(Supplied material):
-.-.-

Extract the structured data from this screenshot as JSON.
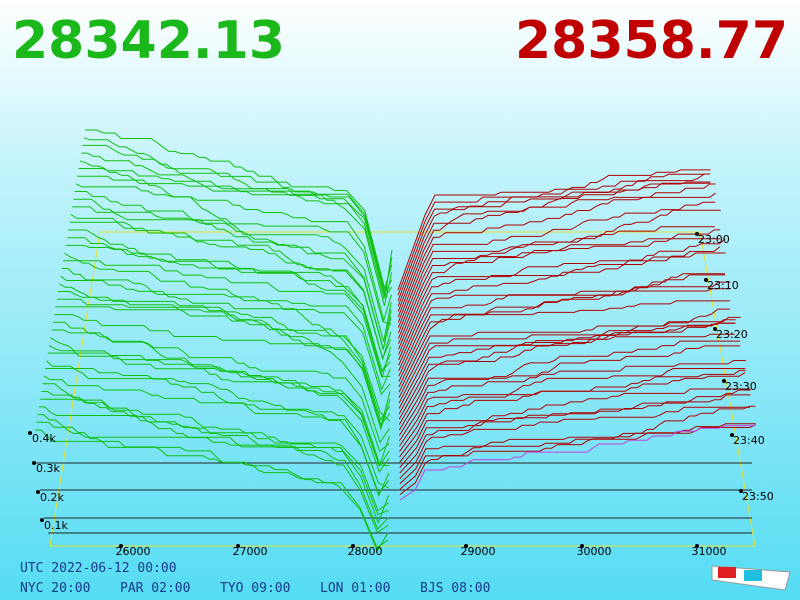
{
  "header": {
    "bid": "28342.13",
    "ask": "28358.77"
  },
  "price_axis": {
    "labels": [
      "26000",
      "27000",
      "28000",
      "29000",
      "30000",
      "31000"
    ]
  },
  "volume_axis": {
    "labels": [
      "0.4k",
      "0.3k",
      "0.2k",
      "0.1k"
    ]
  },
  "time_axis": {
    "labels": [
      "23:00",
      "23:10",
      "23:20",
      "23:30",
      "23:40",
      "23:50"
    ]
  },
  "footer": {
    "utc": "UTC 2022-06-12 00:00",
    "zones": [
      "NYC 20:00",
      "PAR 02:00",
      "TYO 09:00",
      "LON 01:00",
      "BJS 08:00"
    ]
  }
}
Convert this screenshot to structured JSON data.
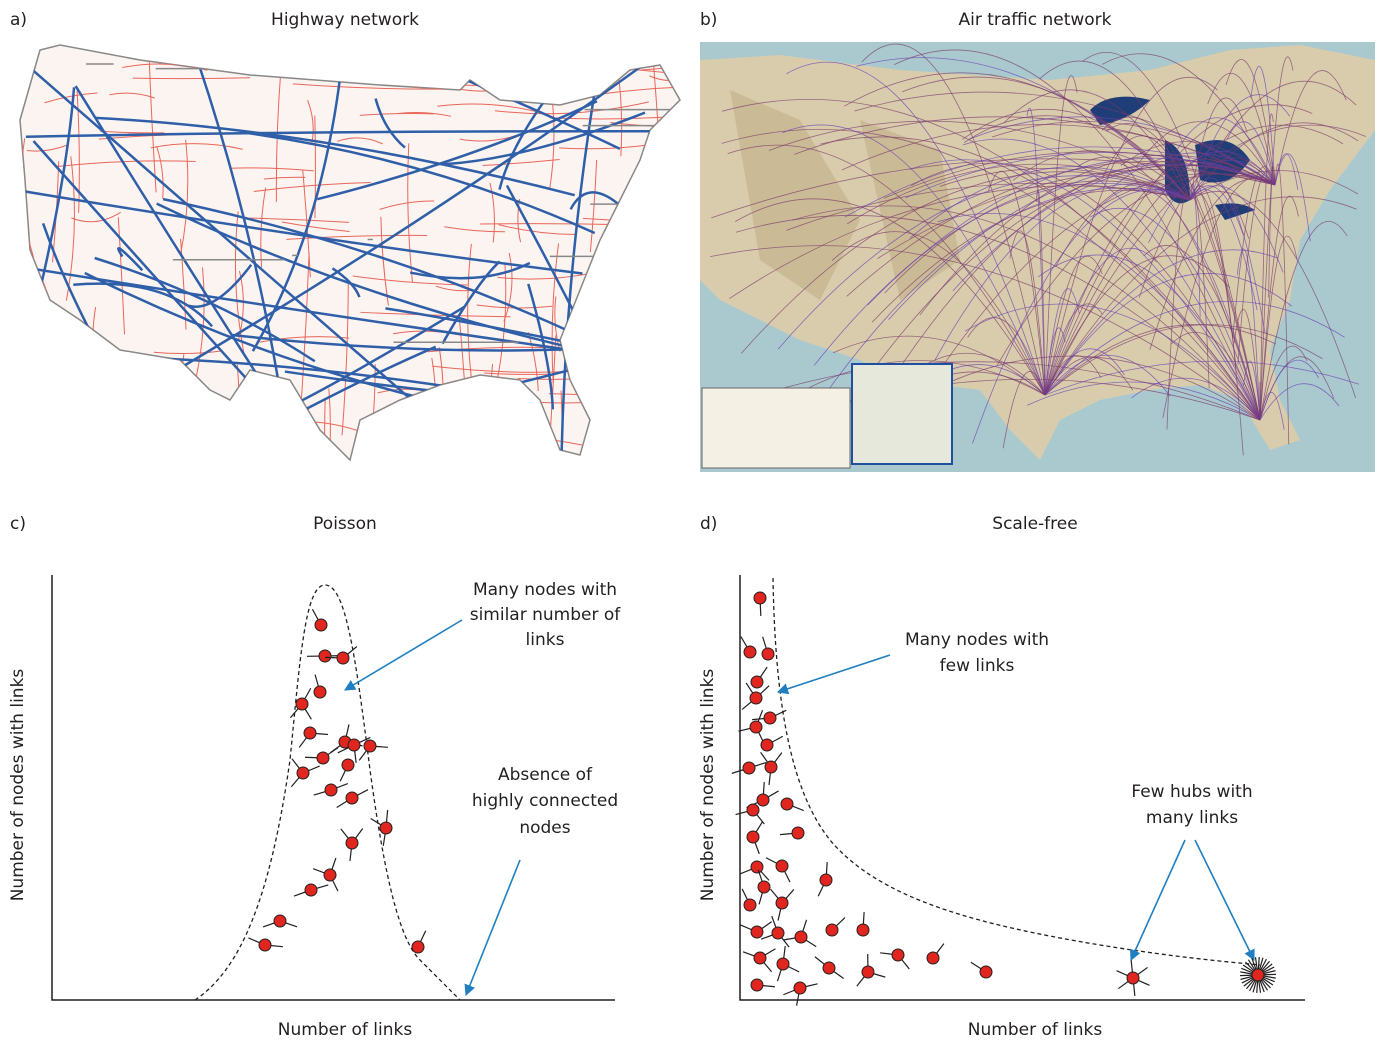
{
  "panels": [
    {
      "label": "a)",
      "title": "Highway network"
    },
    {
      "label": "b)",
      "title": "Air traffic network"
    },
    {
      "label": "c)",
      "title": "Poisson",
      "x_label": "Number of links",
      "y_label": "Number of nodes with links",
      "annotations": [
        [
          "Many nodes with",
          "similar number of",
          "links"
        ],
        [
          "Absence of",
          "highly connected",
          "nodes"
        ]
      ]
    },
    {
      "label": "d)",
      "title": "Scale-free",
      "x_label": "Number of links",
      "y_label": "Number of nodes with links",
      "annotations": [
        [
          "Many nodes with",
          "few links"
        ],
        [
          "Few hubs with",
          "many links"
        ]
      ]
    }
  ]
}
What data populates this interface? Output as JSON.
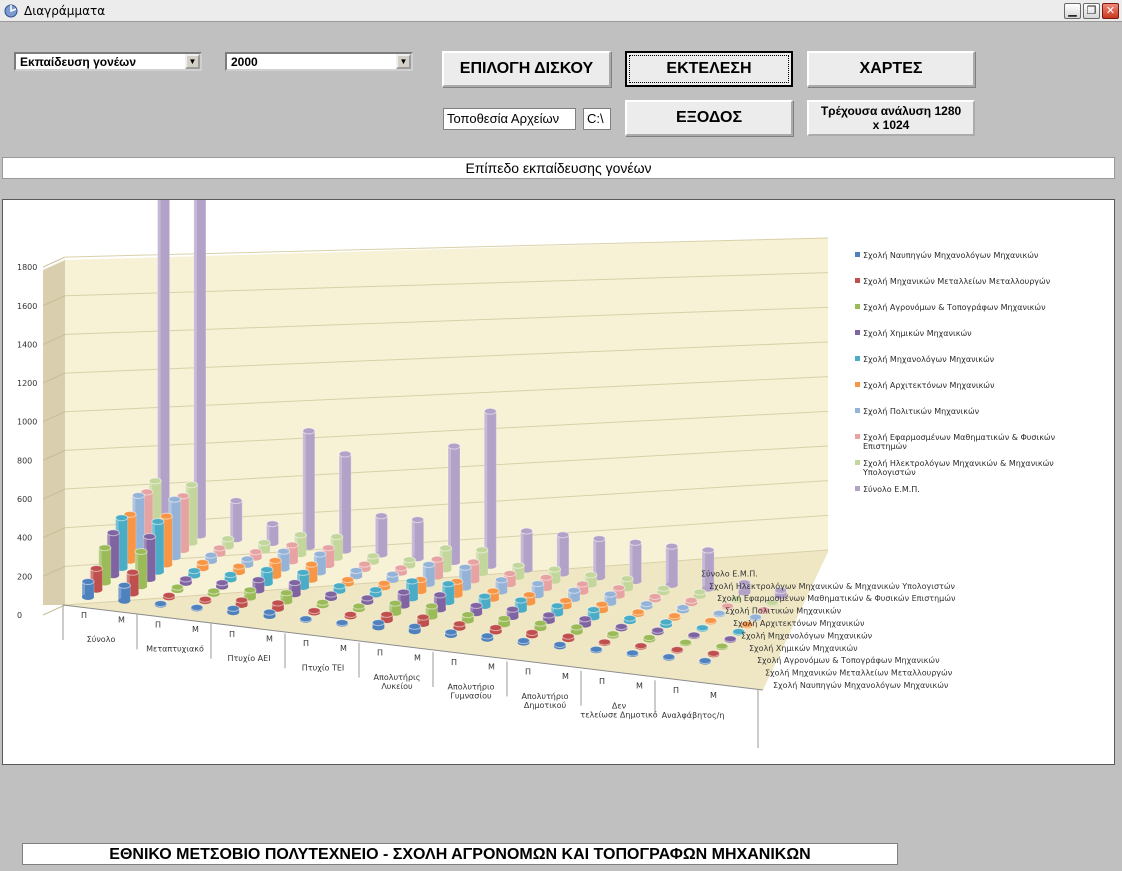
{
  "window": {
    "title": "Διαγράμματα",
    "icon": "app-icon",
    "controls": [
      "minimize-icon",
      "maximize-icon",
      "close-icon"
    ]
  },
  "controls": {
    "category_select": "Εκπαίδευση γονέων",
    "year_select": "2000",
    "select_disk_label": "ΕΠΙΛΟΓΗ ΔΙΣΚΟΥ",
    "run_label": "ΕΚΤΕΛΕΣΗ",
    "maps_label": "ΧΑΡΤΕΣ",
    "files_location_label": "Τοποθεσία Αρχείων",
    "drive_value": "C:\\",
    "exit_label": "ΕΞΟΔΟΣ",
    "resolution_line1": "Τρέχουσα ανάλυση 1280",
    "resolution_line2": "x  1024"
  },
  "headline": "Επίπεδο εκπαίδευσης γονέων",
  "footer": "ΕΘΝΙΚΟ ΜΕΤΣΟΒΙΟ ΠΟΛΥΤΕΧΝΕΙΟ - ΣΧΟΛΗ ΑΓΡΟΝΟΜΩΝ ΚΑΙ ΤΟΠΟΓΡΑΦΩΝ ΜΗΧΑΝΙΚΩΝ",
  "chart_data": {
    "type": "bar",
    "subtype": "3d-cylinder",
    "ylim": [
      0,
      1800
    ],
    "y_ticks": [
      0,
      200,
      400,
      600,
      800,
      1000,
      1200,
      1400,
      1600,
      1800
    ],
    "grid": true,
    "legend_position": "right",
    "groups": [
      "Σύνολο",
      "Μεταπτυχιακό",
      "Πτυχίο ΑΕΙ",
      "Πτυχίο ΤΕΙ",
      "Απολυτήριο Λυκείου",
      "Απολυτήριο Γυμνασίου",
      "Απολυτήριο Δημοτικού",
      "Δεν τελείωσε Δημοτικό",
      "Αναλφάβητος/η"
    ],
    "group_labels": [
      "Σύνολο",
      "Μεταπτυχιακό",
      "Πτυχίο ΑΕΙ",
      "Πτυχίο ΤΕΙ",
      "Απολυτήρις Λυκείου",
      "Απολυτήριο Γυμνασίου",
      "Απολυτήριο Δημοτικού",
      "Δεν τελείωσε Δημοτικό",
      "Αναλφάβητος/η"
    ],
    "subcategories": [
      "Π",
      "Μ"
    ],
    "categories": [
      "Σύνολο Π",
      "Σύνολο Μ",
      "Μεταπτυχιακό Π",
      "Μεταπτυχιακό Μ",
      "Πτυχίο ΑΕΙ Π",
      "Πτυχίο ΑΕΙ Μ",
      "Πτυχίο ΤΕΙ Π",
      "Πτυχίο ΤΕΙ Μ",
      "Απολυτήριο Λυκείου Π",
      "Απολυτήριο Λυκείου Μ",
      "Απολυτήριο Γυμνασίου Π",
      "Απολυτήριο Γυμνασίου Μ",
      "Απολυτήριο Δημοτικού Π",
      "Απολυτήριο Δημοτικού Μ",
      "Δεν τελείωσε Δημοτικό Π",
      "Δεν τελείωσε Δημοτικό Μ",
      "Αναλφάβητος/η Π",
      "Αναλφάβητος/η Μ"
    ],
    "series": [
      {
        "name": "Σχολή Ναυπηγών Μηχανολόγων Μηχανικών",
        "color": "#4f81bd",
        "values": [
          80,
          80,
          5,
          5,
          20,
          20,
          5,
          5,
          25,
          25,
          15,
          15,
          10,
          10,
          5,
          5,
          0,
          0
        ]
      },
      {
        "name": "Σχολή Μηχανικών Μεταλλείων Μεταλλουργών",
        "color": "#c0504d",
        "values": [
          110,
          110,
          10,
          10,
          25,
          30,
          10,
          10,
          30,
          35,
          20,
          20,
          15,
          15,
          5,
          5,
          0,
          0
        ]
      },
      {
        "name": "Σχολή Αγρονόμων & Τοπογράφων Μηχανικών",
        "color": "#9bbb59",
        "values": [
          180,
          180,
          15,
          15,
          40,
          45,
          15,
          15,
          50,
          55,
          30,
          30,
          25,
          25,
          10,
          10,
          0,
          0
        ]
      },
      {
        "name": "Σχολή Χημικών Μηχανικών",
        "color": "#8064a2",
        "values": [
          220,
          220,
          20,
          20,
          55,
          60,
          20,
          20,
          70,
          75,
          40,
          40,
          30,
          30,
          10,
          10,
          0,
          0
        ]
      },
      {
        "name": "Σχολή Μηχανολόγων Μηχανικών",
        "color": "#4bacc6",
        "values": [
          260,
          260,
          25,
          25,
          70,
          75,
          25,
          25,
          90,
          95,
          50,
          50,
          40,
          40,
          15,
          15,
          0,
          0
        ]
      },
      {
        "name": "Σχολή Αρχιτεκτόνων Μηχανικών",
        "color": "#f79646",
        "values": [
          240,
          250,
          30,
          30,
          80,
          80,
          20,
          20,
          60,
          70,
          40,
          40,
          30,
          30,
          10,
          10,
          0,
          0
        ]
      },
      {
        "name": "Σχολή Πολιτικών Μηχανικών",
        "color": "#95b3d7",
        "values": [
          300,
          300,
          30,
          30,
          90,
          95,
          30,
          30,
          100,
          105,
          60,
          60,
          45,
          45,
          15,
          15,
          0,
          0
        ]
      },
      {
        "name": "Σχολή Εφαρμοσμένων Μαθηματικών & Φυσικών Επιστημών",
        "color": "#e6a3a2",
        "values": [
          280,
          280,
          30,
          30,
          85,
          90,
          25,
          25,
          90,
          95,
          55,
          55,
          40,
          40,
          15,
          15,
          0,
          0
        ]
      },
      {
        "name": "Σχολή Ηλεκτρολόγων Μηχανικών & Μηχανικών Υπολογιστών",
        "color": "#c3d69b",
        "values": [
          300,
          300,
          40,
          40,
          100,
          110,
          30,
          30,
          110,
          120,
          60,
          60,
          50,
          50,
          20,
          20,
          0,
          0
        ]
      },
      {
        "name": "Σύνολο Ε.Μ.Π.",
        "color": "#b3a2c7",
        "values": [
          1900,
          1850,
          200,
          100,
          600,
          500,
          200,
          200,
          600,
          800,
          200,
          200,
          200,
          200,
          200,
          200,
          50,
          30
        ]
      }
    ]
  }
}
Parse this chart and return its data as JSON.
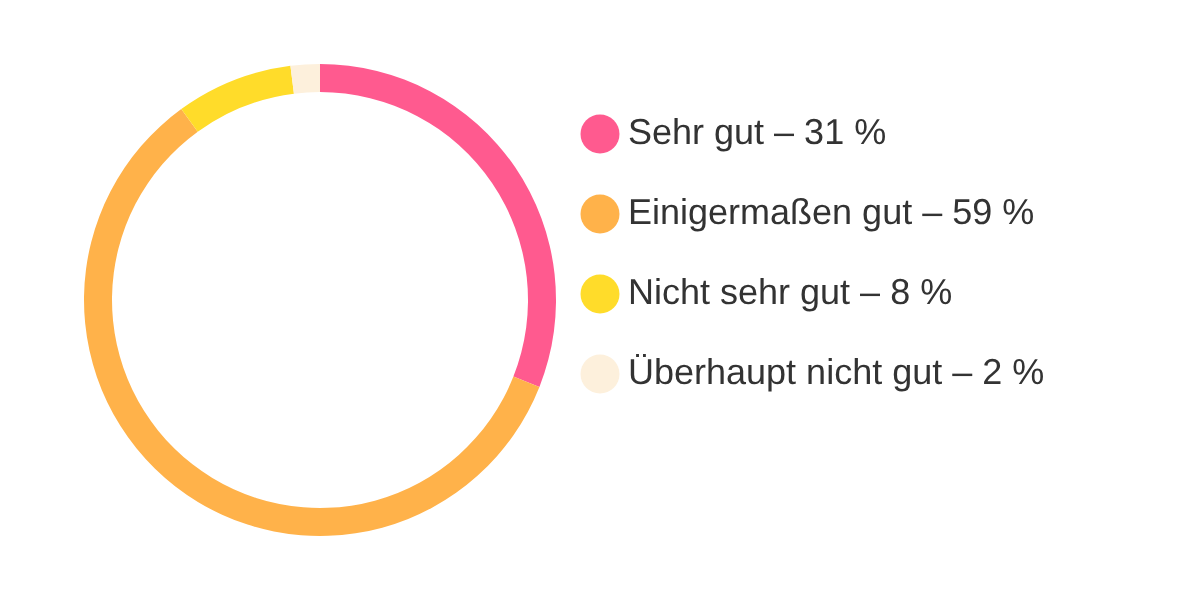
{
  "chart_data": {
    "type": "donut",
    "categories": [
      "Sehr gut – 31 %",
      "Einigermaßen gut – 59 %",
      "Nicht sehr gut – 8 %",
      "Überhaupt nicht gut – 2 %"
    ],
    "values": [
      31,
      59,
      8,
      2
    ],
    "colors": [
      "#ff5a8f",
      "#ffb24a",
      "#ffdc2a",
      "#fdf0dc"
    ],
    "legend": "right"
  }
}
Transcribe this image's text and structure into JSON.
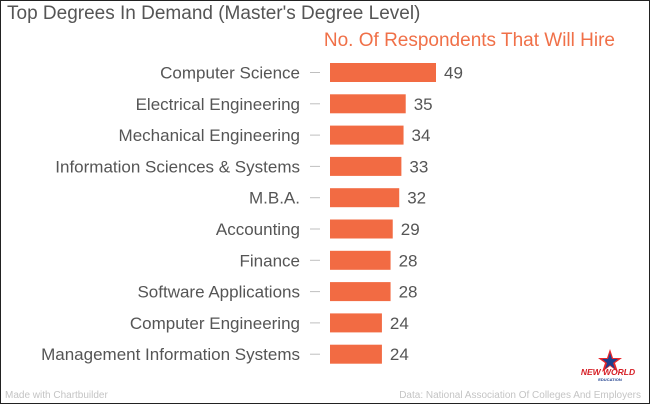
{
  "title": "Top Degrees In Demand (Master's Degree Level)",
  "footer_left": "Made with Chartbuilder",
  "footer_right": "Data: National Association Of Colleges And Employers",
  "logo": {
    "text_top": "NEW WORLD",
    "text_bottom": "EDUCATION"
  },
  "colors": {
    "bar": "#f26b43",
    "title": "#555555",
    "label": "#555555",
    "subtitle": "#f07048",
    "footer": "#c4c4c4"
  },
  "chart_data": {
    "type": "bar",
    "orientation": "horizontal",
    "title": "Top Degrees In Demand (Master's Degree Level)",
    "series": [
      {
        "name": "No. Of Respondents That Will Hire",
        "values": [
          49,
          35,
          34,
          33,
          32,
          29,
          28,
          28,
          24,
          24
        ]
      }
    ],
    "categories": [
      "Computer Science",
      "Electrical Engineering",
      "Mechanical Engineering",
      "Information Sciences & Systems",
      "M.B.A.",
      "Accounting",
      "Finance",
      "Software Applications",
      "Computer Engineering",
      "Management Information Systems"
    ],
    "data_labels": true,
    "xlim": [
      0,
      49
    ]
  }
}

-.-.-

(Problem requirements):
How many lines in the records above contain the word "Demand"? Reply with the number alone.

(Expected answer):
2